→ **Raw records**:
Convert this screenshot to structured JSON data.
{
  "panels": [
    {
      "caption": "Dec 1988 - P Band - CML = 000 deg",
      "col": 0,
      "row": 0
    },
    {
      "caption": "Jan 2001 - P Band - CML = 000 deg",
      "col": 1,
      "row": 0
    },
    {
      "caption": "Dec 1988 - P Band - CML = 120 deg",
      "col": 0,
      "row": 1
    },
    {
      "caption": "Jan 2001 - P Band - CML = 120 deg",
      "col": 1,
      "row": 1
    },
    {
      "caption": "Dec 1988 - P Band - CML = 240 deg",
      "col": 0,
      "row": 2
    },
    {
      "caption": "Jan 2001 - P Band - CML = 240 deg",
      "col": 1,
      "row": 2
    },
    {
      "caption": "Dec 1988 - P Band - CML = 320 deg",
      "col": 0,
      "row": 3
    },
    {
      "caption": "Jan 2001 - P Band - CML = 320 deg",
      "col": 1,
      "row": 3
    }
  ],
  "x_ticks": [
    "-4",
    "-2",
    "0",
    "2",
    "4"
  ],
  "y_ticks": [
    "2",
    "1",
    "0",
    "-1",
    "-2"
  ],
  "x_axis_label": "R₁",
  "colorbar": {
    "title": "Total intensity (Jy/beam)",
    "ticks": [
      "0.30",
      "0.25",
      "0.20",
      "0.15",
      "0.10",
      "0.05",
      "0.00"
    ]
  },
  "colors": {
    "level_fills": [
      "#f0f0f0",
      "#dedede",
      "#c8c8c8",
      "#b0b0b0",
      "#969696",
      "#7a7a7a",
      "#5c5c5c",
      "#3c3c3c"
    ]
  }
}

→ **Task to complete**: Pull every line containing the word "Band" out of the entries above.

→ **Result for this task**:
      "caption": "Dec 1988 - P Band - CML = 000 deg",
      "caption": "Jan 2001 - P Band - CML = 000 deg",
      "caption": "Dec 1988 - P Band - CML = 120 deg",
      "caption": "Jan 2001 - P Band - CML = 120 deg",
      "caption": "Dec 1988 - P Band - CML = 240 deg",
      "caption": "Jan 2001 - P Band - CML = 240 deg",
      "caption": "Dec 1988 - P Band - CML = 320 deg",
      "caption": "Jan 2001 - P Band - CML = 320 deg",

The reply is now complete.